Work to complete: Find every line in the records below that contains the word "text", and copy each such line.

Material for this exercise:
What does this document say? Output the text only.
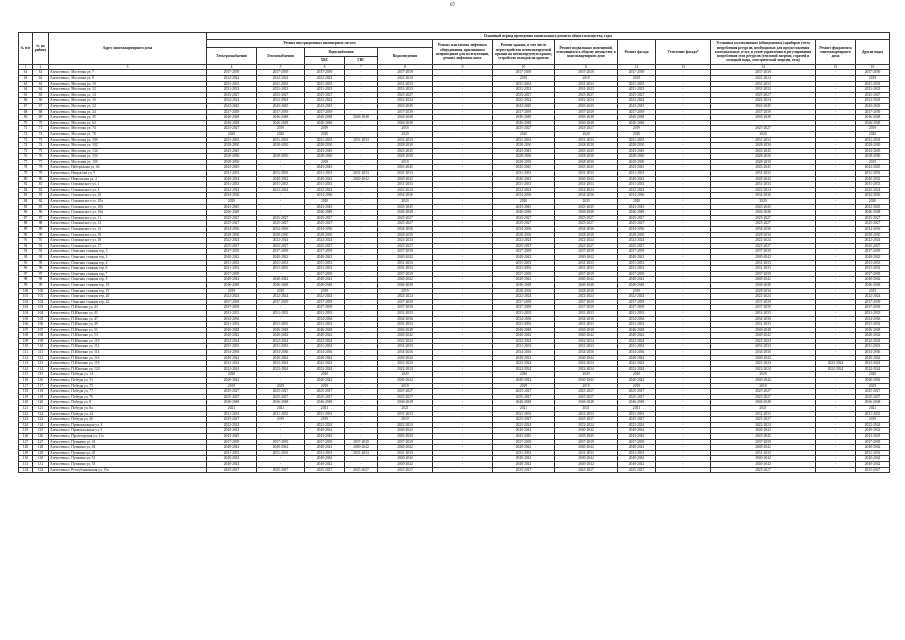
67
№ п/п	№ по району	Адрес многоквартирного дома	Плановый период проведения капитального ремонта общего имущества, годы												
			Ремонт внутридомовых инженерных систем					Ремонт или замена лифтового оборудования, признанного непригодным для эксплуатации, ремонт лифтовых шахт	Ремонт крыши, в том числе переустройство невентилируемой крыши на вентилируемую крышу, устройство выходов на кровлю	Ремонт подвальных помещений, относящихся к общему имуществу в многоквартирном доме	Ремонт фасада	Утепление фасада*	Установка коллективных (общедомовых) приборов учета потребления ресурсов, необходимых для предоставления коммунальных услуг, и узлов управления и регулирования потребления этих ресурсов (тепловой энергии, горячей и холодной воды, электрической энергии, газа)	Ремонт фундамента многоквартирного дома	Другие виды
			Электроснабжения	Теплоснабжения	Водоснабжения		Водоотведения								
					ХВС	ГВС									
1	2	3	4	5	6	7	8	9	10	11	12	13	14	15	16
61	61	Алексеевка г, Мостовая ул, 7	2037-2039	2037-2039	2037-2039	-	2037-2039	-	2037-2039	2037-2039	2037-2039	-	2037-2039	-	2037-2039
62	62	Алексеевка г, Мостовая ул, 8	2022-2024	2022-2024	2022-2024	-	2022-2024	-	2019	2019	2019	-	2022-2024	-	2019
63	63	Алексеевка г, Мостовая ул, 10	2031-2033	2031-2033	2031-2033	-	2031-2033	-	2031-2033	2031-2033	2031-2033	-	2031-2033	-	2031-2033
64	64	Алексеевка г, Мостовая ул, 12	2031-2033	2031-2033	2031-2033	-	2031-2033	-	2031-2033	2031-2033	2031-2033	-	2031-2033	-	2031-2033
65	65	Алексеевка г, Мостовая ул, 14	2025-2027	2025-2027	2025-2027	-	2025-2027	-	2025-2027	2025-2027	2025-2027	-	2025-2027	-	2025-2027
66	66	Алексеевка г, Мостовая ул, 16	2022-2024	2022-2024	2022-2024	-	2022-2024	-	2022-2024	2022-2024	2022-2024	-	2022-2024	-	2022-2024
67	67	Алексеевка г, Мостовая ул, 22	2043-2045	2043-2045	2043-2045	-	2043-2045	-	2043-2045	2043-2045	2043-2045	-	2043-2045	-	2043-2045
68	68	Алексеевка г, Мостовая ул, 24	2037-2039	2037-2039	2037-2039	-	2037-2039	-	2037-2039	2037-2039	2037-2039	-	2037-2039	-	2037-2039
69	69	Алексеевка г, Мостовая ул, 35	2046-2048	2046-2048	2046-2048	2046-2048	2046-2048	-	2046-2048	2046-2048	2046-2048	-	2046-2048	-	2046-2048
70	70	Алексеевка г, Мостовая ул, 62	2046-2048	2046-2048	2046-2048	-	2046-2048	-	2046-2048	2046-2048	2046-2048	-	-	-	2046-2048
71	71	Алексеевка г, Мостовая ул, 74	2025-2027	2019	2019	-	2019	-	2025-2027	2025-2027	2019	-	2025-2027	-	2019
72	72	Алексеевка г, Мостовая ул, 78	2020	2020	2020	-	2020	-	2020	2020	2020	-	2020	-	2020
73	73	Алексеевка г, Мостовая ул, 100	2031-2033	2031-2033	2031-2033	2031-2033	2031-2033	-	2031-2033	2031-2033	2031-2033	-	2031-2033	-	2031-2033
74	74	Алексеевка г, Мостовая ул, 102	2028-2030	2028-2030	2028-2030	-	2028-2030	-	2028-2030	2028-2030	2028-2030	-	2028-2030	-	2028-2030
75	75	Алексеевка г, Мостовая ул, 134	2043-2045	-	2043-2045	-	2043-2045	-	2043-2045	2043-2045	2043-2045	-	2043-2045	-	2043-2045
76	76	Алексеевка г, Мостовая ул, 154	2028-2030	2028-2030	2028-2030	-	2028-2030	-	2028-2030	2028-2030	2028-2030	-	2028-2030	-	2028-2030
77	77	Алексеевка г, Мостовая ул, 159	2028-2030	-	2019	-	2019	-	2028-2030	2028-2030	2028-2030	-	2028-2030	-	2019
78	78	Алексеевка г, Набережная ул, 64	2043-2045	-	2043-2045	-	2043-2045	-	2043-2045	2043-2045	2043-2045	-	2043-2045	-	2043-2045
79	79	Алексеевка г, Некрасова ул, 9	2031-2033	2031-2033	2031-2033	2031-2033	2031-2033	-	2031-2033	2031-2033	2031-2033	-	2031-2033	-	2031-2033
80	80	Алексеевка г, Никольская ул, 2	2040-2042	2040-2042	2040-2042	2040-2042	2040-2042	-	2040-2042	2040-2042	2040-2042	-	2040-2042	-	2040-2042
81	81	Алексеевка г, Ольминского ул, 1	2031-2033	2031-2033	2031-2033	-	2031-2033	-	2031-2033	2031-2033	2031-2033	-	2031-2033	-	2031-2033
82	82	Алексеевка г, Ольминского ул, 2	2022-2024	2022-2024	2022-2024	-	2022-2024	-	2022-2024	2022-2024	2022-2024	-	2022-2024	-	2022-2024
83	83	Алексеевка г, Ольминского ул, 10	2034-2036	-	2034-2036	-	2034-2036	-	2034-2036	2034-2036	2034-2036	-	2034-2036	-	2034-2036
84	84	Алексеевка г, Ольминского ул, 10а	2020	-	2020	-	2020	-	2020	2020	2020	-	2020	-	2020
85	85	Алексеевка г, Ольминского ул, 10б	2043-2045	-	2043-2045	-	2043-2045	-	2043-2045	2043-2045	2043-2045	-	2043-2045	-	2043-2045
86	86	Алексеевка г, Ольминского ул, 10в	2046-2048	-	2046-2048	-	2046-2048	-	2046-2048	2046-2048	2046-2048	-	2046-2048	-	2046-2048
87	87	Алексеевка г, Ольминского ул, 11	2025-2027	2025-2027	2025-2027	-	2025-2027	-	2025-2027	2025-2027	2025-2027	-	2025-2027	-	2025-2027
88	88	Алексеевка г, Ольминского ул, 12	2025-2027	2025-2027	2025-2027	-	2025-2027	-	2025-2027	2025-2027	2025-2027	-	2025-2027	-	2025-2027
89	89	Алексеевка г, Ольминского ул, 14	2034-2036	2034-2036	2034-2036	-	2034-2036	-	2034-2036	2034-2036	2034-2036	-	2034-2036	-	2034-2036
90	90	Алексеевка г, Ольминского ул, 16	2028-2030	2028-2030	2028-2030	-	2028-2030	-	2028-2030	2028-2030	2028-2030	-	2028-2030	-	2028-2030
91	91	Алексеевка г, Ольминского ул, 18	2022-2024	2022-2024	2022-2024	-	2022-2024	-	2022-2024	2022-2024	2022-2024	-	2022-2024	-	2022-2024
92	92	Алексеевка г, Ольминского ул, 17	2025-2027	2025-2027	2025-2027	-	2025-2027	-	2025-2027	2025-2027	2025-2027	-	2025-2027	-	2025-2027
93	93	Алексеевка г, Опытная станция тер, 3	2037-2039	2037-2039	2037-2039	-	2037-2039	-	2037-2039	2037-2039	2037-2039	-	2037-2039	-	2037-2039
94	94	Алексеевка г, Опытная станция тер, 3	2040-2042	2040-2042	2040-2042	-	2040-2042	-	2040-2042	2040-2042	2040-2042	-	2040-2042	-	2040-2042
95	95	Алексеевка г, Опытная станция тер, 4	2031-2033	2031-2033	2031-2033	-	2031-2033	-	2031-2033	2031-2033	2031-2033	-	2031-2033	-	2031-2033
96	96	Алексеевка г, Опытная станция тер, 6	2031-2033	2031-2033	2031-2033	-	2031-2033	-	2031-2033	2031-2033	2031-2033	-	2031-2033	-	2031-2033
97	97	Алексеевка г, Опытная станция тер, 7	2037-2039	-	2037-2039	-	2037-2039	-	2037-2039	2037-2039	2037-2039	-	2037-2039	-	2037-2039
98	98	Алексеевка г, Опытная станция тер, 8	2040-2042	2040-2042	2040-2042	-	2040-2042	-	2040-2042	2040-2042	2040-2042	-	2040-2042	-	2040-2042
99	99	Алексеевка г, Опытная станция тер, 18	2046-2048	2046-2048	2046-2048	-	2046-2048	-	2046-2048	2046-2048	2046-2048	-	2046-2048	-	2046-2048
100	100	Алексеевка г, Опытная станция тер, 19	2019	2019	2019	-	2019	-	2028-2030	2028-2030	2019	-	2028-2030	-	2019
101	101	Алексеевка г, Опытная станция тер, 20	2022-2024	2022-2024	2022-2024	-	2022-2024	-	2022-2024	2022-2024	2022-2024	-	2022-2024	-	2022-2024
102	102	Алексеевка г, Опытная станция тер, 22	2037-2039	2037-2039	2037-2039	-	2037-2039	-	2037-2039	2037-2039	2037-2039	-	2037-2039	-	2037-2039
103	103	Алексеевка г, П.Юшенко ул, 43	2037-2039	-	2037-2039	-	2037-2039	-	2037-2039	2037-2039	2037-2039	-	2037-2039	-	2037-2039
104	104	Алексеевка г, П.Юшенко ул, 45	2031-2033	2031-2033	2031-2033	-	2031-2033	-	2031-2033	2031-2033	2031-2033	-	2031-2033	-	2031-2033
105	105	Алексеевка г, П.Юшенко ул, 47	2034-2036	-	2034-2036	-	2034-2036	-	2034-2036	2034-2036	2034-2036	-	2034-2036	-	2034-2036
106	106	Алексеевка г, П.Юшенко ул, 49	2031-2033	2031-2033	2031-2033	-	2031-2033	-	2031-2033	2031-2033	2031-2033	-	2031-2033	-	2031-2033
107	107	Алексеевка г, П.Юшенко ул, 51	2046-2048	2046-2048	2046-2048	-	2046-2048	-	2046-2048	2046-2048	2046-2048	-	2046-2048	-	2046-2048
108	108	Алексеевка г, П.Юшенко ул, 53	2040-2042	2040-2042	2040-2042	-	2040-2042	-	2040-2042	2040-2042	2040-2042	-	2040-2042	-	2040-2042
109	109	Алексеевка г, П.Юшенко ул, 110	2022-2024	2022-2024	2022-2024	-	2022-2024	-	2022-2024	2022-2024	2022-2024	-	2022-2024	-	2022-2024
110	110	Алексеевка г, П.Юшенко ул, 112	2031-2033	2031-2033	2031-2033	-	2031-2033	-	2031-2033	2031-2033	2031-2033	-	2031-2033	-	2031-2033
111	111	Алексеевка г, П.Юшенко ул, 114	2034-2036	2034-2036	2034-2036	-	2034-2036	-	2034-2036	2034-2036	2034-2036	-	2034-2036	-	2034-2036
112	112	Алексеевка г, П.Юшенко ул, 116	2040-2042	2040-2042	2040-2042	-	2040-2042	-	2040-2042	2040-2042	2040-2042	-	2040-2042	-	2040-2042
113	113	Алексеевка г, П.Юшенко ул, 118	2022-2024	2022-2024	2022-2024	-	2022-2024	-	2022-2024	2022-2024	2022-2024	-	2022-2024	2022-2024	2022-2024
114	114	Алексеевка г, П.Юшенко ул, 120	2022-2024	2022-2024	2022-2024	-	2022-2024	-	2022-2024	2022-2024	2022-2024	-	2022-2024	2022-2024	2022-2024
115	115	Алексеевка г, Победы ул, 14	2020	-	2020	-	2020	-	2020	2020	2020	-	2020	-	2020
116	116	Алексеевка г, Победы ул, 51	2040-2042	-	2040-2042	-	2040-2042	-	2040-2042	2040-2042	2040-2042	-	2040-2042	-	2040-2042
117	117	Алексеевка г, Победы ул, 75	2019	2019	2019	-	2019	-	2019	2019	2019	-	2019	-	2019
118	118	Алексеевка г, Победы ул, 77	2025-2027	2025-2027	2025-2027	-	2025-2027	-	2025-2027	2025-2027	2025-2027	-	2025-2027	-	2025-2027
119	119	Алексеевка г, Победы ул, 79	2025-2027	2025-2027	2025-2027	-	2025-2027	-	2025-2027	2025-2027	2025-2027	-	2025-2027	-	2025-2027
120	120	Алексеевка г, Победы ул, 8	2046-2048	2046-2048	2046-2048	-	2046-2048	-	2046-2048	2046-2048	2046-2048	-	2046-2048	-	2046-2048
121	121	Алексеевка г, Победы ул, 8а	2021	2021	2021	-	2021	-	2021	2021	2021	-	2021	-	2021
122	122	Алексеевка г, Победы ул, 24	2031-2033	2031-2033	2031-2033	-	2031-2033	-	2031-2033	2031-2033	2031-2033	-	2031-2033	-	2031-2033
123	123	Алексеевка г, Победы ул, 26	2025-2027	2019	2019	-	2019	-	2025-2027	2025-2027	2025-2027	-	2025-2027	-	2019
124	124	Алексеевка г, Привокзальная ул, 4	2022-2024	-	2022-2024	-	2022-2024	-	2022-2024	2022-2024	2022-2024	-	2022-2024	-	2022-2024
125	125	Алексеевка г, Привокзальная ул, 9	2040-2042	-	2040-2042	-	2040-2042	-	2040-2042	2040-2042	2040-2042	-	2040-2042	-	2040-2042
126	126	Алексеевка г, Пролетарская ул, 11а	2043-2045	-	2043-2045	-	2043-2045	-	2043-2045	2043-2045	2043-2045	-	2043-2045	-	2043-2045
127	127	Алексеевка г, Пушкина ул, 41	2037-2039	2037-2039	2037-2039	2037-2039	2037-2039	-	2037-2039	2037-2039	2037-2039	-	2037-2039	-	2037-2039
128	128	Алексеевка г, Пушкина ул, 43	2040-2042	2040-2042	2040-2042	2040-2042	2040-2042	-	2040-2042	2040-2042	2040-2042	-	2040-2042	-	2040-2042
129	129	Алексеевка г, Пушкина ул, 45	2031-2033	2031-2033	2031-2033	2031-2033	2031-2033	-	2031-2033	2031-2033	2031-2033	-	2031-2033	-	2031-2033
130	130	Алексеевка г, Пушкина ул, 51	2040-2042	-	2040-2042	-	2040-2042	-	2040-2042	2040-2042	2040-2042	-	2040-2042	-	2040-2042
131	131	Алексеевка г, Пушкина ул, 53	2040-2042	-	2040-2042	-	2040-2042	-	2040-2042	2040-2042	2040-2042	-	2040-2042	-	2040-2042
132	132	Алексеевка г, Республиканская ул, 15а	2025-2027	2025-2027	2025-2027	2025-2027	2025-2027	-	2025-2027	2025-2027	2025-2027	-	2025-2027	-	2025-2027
==
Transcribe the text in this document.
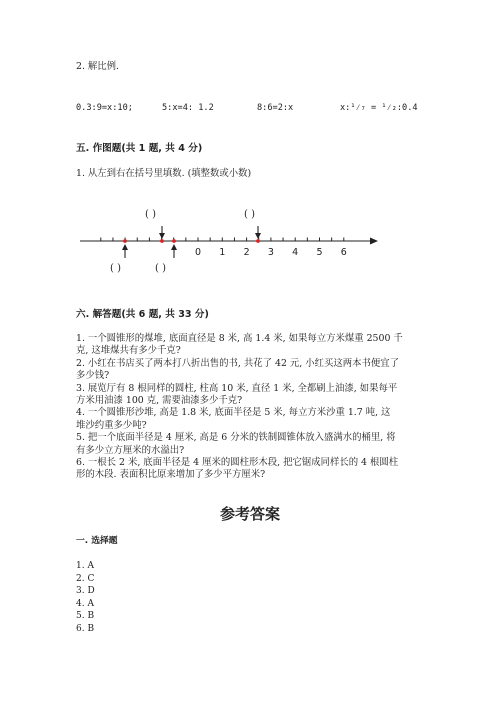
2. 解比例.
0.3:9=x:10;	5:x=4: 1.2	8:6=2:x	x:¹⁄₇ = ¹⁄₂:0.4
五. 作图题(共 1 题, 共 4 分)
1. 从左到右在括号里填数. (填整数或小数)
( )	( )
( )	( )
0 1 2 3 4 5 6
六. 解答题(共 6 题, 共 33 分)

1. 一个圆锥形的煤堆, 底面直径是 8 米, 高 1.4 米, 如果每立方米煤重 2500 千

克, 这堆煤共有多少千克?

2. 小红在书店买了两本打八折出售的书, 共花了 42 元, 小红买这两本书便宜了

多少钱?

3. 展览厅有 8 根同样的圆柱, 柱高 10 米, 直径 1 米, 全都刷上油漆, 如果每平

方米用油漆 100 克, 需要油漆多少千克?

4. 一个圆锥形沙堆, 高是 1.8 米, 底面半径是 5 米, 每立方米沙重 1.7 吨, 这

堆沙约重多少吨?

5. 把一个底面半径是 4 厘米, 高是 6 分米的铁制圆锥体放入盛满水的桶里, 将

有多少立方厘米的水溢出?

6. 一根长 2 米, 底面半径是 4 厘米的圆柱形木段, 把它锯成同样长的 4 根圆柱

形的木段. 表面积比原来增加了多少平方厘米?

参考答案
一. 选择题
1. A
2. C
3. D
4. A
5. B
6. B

Task response:
What does this document say? Output the text only.
Transcribe the text in this document.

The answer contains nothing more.